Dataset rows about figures
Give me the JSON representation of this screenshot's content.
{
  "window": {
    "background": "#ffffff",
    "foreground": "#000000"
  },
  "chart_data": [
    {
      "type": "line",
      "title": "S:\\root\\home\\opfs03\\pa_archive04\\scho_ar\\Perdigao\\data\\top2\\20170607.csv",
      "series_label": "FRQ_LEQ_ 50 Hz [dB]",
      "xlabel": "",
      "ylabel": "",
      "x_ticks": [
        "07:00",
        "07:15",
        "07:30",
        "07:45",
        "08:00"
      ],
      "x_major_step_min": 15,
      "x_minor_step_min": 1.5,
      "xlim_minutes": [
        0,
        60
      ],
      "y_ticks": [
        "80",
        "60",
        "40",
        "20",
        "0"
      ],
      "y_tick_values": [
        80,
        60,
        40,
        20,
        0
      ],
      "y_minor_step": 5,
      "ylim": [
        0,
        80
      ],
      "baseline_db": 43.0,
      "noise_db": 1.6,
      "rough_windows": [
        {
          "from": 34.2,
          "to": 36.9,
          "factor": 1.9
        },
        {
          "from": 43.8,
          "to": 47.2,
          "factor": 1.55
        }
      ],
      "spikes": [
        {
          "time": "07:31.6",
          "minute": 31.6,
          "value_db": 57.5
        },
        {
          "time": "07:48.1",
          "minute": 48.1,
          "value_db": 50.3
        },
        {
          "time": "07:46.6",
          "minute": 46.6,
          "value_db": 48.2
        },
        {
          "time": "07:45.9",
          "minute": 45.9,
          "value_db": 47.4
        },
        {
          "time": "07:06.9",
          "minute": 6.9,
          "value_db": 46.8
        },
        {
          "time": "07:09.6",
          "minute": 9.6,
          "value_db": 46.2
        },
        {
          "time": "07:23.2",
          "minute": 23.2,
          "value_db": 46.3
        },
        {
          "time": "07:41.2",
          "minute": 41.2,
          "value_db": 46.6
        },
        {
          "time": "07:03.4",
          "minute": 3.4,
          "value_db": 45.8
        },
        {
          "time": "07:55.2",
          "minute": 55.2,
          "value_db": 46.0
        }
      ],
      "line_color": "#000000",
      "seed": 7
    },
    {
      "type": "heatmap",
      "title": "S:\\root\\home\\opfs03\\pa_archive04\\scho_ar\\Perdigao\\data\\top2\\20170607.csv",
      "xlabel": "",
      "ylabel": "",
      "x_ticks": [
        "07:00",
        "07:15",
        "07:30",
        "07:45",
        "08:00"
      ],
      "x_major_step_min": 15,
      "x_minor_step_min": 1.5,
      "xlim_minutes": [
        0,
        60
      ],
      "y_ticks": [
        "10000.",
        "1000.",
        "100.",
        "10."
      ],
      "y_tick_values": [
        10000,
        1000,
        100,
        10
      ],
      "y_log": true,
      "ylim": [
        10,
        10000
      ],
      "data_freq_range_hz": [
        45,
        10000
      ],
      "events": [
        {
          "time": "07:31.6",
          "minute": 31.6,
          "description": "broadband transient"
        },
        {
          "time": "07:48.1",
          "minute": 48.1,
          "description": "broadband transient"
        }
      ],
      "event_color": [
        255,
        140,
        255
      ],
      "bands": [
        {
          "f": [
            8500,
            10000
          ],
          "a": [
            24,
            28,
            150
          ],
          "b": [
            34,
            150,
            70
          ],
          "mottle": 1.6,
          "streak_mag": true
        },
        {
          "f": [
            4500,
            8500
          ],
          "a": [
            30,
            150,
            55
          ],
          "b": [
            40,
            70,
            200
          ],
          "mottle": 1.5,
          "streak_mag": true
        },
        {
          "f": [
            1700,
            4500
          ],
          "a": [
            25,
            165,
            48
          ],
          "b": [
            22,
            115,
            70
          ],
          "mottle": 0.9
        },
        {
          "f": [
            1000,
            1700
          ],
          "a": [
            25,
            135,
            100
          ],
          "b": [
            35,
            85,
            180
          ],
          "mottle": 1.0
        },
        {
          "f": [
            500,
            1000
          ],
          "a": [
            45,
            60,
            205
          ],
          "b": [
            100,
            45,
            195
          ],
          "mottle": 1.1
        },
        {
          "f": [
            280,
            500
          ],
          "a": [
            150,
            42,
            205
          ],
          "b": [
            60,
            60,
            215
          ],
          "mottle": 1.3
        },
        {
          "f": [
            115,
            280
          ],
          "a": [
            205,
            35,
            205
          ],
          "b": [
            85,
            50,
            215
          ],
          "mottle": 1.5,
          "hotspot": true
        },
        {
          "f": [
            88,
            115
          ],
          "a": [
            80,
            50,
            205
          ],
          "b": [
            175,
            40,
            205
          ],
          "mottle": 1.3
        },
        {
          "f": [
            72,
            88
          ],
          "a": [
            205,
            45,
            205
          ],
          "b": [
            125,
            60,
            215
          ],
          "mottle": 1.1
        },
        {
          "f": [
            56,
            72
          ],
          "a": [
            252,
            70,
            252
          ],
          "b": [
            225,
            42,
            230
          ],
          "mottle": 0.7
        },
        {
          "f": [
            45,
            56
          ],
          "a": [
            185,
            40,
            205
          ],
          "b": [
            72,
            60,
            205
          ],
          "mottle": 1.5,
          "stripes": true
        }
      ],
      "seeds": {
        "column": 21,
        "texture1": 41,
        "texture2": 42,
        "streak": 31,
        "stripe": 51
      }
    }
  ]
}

» Problem details
Write out each line of the data above again, exactly as given.

» Written response
Give me the JSON representation of this screenshot's content.
{
  "window": {
    "background": "#ffffff",
    "foreground": "#000000"
  },
  "chart_data": [
    {
      "type": "line",
      "title": "S:\\root\\home\\opfs03\\pa_archive04\\scho_ar\\Perdigao\\data\\top2\\20170607.csv",
      "series_label": "FRQ_LEQ_ 50 Hz [dB]",
      "xlabel": "",
      "ylabel": "",
      "x_ticks": [
        "07:00",
        "07:15",
        "07:30",
        "07:45",
        "08:00"
      ],
      "x_major_step_min": 15,
      "x_minor_step_min": 1.5,
      "xlim_minutes": [
        0,
        60
      ],
      "y_ticks": [
        "80",
        "60",
        "40",
        "20",
        "0"
      ],
      "y_tick_values": [
        80,
        60,
        40,
        20,
        0
      ],
      "y_minor_step": 5,
      "ylim": [
        0,
        80
      ],
      "baseline_db": 43.0,
      "noise_db": 1.6,
      "rough_windows": [
        {
          "from": 34.2,
          "to": 36.9,
          "factor": 1.9
        },
        {
          "from": 43.8,
          "to": 47.2,
          "factor": 1.55
        }
      ],
      "spikes": [
        {
          "time": "07:31.6",
          "minute": 31.6,
          "value_db": 57.5
        },
        {
          "time": "07:48.1",
          "minute": 48.1,
          "value_db": 50.3
        },
        {
          "time": "07:46.6",
          "minute": 46.6,
          "value_db": 48.2
        },
        {
          "time": "07:45.9",
          "minute": 45.9,
          "value_db": 47.4
        },
        {
          "time": "07:06.9",
          "minute": 6.9,
          "value_db": 46.8
        },
        {
          "time": "07:09.6",
          "minute": 9.6,
          "value_db": 46.2
        },
        {
          "time": "07:23.2",
          "minute": 23.2,
          "value_db": 46.3
        },
        {
          "time": "07:41.2",
          "minute": 41.2,
          "value_db": 46.6
        },
        {
          "time": "07:03.4",
          "minute": 3.4,
          "value_db": 45.8
        },
        {
          "time": "07:55.2",
          "minute": 55.2,
          "value_db": 46.0
        }
      ],
      "line_color": "#000000",
      "seed": 7
    },
    {
      "type": "heatmap",
      "title": "S:\\root\\home\\opfs03\\pa_archive04\\scho_ar\\Perdigao\\data\\top2\\20170607.csv",
      "xlabel": "",
      "ylabel": "",
      "x_ticks": [
        "07:00",
        "07:15",
        "07:30",
        "07:45",
        "08:00"
      ],
      "x_major_step_min": 15,
      "x_minor_step_min": 1.5,
      "xlim_minutes": [
        0,
        60
      ],
      "y_ticks": [
        "10000.",
        "1000.",
        "100.",
        "10."
      ],
      "y_tick_values": [
        10000,
        1000,
        100,
        10
      ],
      "y_log": true,
      "ylim": [
        10,
        10000
      ],
      "data_freq_range_hz": [
        45,
        10000
      ],
      "events": [
        {
          "time": "07:31.6",
          "minute": 31.6,
          "description": "broadband transient"
        },
        {
          "time": "07:48.1",
          "minute": 48.1,
          "description": "broadband transient"
        }
      ],
      "event_color": [
        255,
        140,
        255
      ],
      "bands": [
        {
          "f": [
            8500,
            10000
          ],
          "a": [
            24,
            28,
            150
          ],
          "b": [
            34,
            150,
            70
          ],
          "mottle": 1.6,
          "streak_mag": true
        },
        {
          "f": [
            4500,
            8500
          ],
          "a": [
            30,
            150,
            55
          ],
          "b": [
            40,
            70,
            200
          ],
          "mottle": 1.5,
          "streak_mag": true
        },
        {
          "f": [
            1700,
            4500
          ],
          "a": [
            25,
            165,
            48
          ],
          "b": [
            22,
            115,
            70
          ],
          "mottle": 0.9
        },
        {
          "f": [
            1000,
            1700
          ],
          "a": [
            25,
            135,
            100
          ],
          "b": [
            35,
            85,
            180
          ],
          "mottle": 1.0
        },
        {
          "f": [
            500,
            1000
          ],
          "a": [
            45,
            60,
            205
          ],
          "b": [
            100,
            45,
            195
          ],
          "mottle": 1.1
        },
        {
          "f": [
            280,
            500
          ],
          "a": [
            150,
            42,
            205
          ],
          "b": [
            60,
            60,
            215
          ],
          "mottle": 1.3
        },
        {
          "f": [
            115,
            280
          ],
          "a": [
            205,
            35,
            205
          ],
          "b": [
            85,
            50,
            215
          ],
          "mottle": 1.5,
          "hotspot": true
        },
        {
          "f": [
            88,
            115
          ],
          "a": [
            80,
            50,
            205
          ],
          "b": [
            175,
            40,
            205
          ],
          "mottle": 1.3
        },
        {
          "f": [
            72,
            88
          ],
          "a": [
            205,
            45,
            205
          ],
          "b": [
            125,
            60,
            215
          ],
          "mottle": 1.1
        },
        {
          "f": [
            56,
            72
          ],
          "a": [
            252,
            70,
            252
          ],
          "b": [
            225,
            42,
            230
          ],
          "mottle": 0.7
        },
        {
          "f": [
            45,
            56
          ],
          "a": [
            185,
            40,
            205
          ],
          "b": [
            72,
            60,
            205
          ],
          "mottle": 1.5,
          "stripes": true
        }
      ],
      "seeds": {
        "column": 21,
        "texture1": 41,
        "texture2": 42,
        "streak": 31,
        "stripe": 51
      }
    }
  ]
}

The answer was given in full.